• **PAGE**:
Se déconnecter pour mieux profiter
Plutôt que de se lancer dans une « digital detox », devenue un vœu pieux dans une société où même un achat au supermarché passe par un écran, on prend du recul et on fait le tri dans ses applis avant de partir en vacances.
Chloé, consultante en prospective, a ainsi pris l’habitude de supprimer l’accès à Instagram de son téléphone deux semaines en août et une semaine à Noël. « Après ces pauses, ma créativité et ma vitalité sont au plus haut, s’enthousiasme-t-elle. Je me sens reliée à mes besoins profonds, et non à ce dont je crois avoir envie parce que je l’ai vu en ligne. Quand je retourne sur Instagram, je suis alors plus consciente de ce que je regarde. Je scrolle moins, j’interagis davantage. La coupure remet le lien social au cœur du sujet ».
À défaut de pouvoir se passer d’une plateforme, on supprime les notifications. Et pour freiner l’accès aux plus addictives, Julien Rousset recommande One Sec et Jomo, deux applications qui mesurent le temps d’écran et proposent des méthodes pour une utilisation plus consciente de son appareil.
Le choix du lieu de vacances est stratégique : plus on est entouré de nature, plus vite on oublie son téléphone. « Je pars souvent en trek plusieurs jours, avec nuit sous tente en bivouac, raconte Laurie-Anne, Parisienne de longue date. Dans ces coins-là, le réseau est nul, la déconnexion est donc facile. Surtout, la randonnée est une vraie forme de méditation. Quand on marche et qu’on est dans l’effort, on ne peut que réfléchir ou discuter, pas garder un téléphone en main. On risquerait de le faire tomber, sans compter la luminosité extérieure et le fait d’avoir les mains poisseuses de crème solaire. Le soir, on est ‘obligé’ de discuter avec les autres ! Après quelques jours à ce rythme, je me sens incroyablement apaisée, comme après un long voyage exotique ».
Angélique Gozlan abonde : « La nature nous incite à nous connecter à notre respiration, à notre vie interne. C’est un moyen de prendre soin de soi, avec un effet contemplatif. Jean-Jacques Rousseau parlait déjà beaucoup des bénéfices de la promenade : la mise en mouvement soulage du stress et favorise la rêverie ».
Vivre pleinement l’instant présent
L’envie d’être ensemble fait le reste, a remarqué Pascale.
« Quand je vais passer une semaine chez mes parents dans le Luberon, je décroche. La cause ? Les repas qui prennent du temps à l’extérieur, les discussions, les parties de pétanque… Le premier soir dans ma chambre, mon téléphone m’appelle, je le regarde, puis je n’en ai plus envie ! C’est le mélange d’une mise en disponibilité pour être avec ma famille, et d’un lâcher-prise de ma part. Je me sens bien, alignée, en terrain connu et préservée ».

(Lignes des zones de mise en page)
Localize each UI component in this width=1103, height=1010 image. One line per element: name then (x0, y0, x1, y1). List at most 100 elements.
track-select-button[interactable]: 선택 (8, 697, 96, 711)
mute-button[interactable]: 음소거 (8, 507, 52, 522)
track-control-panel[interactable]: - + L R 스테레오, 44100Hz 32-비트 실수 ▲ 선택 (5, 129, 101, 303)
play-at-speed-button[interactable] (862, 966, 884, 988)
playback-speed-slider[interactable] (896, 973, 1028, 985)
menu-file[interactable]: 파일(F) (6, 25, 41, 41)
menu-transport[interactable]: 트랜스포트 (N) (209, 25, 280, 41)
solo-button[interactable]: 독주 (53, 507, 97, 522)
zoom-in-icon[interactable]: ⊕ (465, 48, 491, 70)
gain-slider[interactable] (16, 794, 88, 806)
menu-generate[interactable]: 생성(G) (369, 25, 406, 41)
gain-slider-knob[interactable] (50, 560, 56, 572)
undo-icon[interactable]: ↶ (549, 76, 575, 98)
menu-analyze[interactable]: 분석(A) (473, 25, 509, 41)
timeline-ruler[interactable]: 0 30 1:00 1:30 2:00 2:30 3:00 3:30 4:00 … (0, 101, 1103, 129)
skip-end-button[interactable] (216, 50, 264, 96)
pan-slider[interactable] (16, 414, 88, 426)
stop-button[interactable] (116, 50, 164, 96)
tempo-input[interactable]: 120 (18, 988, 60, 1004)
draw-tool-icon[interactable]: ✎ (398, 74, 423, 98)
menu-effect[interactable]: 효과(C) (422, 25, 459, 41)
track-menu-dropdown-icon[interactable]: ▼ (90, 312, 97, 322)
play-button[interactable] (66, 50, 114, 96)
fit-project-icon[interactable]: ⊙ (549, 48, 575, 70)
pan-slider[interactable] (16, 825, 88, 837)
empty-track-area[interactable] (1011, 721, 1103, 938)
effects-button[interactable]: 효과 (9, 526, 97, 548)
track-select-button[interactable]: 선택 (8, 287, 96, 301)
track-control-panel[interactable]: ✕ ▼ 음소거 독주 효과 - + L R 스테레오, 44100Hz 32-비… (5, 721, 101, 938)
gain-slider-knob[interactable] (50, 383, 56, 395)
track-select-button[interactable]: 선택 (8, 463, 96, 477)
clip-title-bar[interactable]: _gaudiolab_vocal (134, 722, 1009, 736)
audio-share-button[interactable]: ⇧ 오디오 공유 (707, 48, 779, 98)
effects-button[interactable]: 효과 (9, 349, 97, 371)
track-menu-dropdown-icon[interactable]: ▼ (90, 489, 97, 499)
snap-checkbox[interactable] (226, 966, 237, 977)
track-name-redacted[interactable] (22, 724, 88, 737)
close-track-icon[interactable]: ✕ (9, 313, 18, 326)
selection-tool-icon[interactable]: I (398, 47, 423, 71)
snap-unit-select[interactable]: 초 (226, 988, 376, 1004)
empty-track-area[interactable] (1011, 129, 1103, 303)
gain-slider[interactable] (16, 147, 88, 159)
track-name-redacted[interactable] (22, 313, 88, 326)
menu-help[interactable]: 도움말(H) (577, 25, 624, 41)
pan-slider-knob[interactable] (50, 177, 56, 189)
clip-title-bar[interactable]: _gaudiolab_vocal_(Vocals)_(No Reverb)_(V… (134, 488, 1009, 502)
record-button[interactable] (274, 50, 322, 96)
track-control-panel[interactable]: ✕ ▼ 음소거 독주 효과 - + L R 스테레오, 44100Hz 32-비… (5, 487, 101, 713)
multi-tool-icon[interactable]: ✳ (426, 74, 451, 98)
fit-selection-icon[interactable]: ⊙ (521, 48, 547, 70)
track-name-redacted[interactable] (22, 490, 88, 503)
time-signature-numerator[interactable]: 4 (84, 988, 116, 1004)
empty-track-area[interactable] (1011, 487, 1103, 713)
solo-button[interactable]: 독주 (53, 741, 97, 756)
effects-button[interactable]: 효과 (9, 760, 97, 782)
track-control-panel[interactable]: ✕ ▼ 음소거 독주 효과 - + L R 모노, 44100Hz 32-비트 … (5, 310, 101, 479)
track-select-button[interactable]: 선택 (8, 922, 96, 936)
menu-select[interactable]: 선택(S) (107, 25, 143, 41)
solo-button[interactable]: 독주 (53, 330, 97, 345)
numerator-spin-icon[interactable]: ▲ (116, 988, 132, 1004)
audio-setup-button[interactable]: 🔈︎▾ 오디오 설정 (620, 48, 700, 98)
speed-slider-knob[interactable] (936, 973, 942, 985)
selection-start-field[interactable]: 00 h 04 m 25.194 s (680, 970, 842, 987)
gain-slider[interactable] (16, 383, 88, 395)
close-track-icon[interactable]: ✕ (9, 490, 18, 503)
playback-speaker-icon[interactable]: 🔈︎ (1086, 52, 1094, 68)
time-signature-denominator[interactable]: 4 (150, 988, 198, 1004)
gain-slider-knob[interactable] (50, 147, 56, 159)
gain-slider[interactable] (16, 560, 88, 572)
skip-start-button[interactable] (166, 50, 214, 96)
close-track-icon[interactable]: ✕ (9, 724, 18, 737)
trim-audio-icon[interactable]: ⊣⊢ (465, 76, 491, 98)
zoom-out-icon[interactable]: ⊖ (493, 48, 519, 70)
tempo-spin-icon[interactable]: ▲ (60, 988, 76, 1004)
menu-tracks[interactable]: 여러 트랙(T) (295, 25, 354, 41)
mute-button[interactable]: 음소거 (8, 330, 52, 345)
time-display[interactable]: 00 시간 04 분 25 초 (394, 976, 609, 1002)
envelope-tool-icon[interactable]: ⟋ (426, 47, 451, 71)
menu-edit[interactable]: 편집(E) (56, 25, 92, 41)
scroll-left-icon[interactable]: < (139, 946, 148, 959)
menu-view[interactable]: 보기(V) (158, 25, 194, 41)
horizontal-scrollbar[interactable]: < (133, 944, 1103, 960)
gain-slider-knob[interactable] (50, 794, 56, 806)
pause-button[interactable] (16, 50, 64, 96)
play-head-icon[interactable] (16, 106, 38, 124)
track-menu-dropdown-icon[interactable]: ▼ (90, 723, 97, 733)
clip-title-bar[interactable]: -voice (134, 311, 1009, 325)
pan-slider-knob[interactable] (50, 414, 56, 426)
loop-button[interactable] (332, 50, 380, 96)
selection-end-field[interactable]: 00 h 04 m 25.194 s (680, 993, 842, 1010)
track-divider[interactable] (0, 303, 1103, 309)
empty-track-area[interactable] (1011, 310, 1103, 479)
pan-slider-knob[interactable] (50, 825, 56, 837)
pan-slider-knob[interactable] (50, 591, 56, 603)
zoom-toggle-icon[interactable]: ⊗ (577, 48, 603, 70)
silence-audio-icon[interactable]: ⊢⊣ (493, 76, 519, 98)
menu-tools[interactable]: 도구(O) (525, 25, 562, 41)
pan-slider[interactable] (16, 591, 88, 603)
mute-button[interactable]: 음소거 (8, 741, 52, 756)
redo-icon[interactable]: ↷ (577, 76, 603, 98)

• **OBJECTIFS**:
1. Peux-tu extraire à l'identique le passage du texte sur la déconnexion qui commence à « Se déconnecter pour » et se termine à « partir en vacances. » ?
2. Dans le texte sur la déconnexion, pourquoi Laurie-Anne affirme-t-elle qu'on ne peut pas garder un téléphone en main pendant une randonnée ?
Ces lignes proviennent d'une autre source que le texte sur la déconnexion.

• **RÉSULTATS DE L'EXERCICE**:
1.
Se déconnecter pour mieux profiter
Plutôt que de se lancer dans une « digital detox », devenue un vœu pieux dans une société où même un achat au supermarché passe par un écran, on prend du recul et on fait le tri dans ses applis avant de partir en vacances.

2. Quand on marche et qu'on est dans l'effort, on ne peut que réfléchir ou discuter. De plus, on risquerait de faire tomber le téléphone, et il y a la luminosité extérieure ainsi que les mains poisseuses de crème solaire.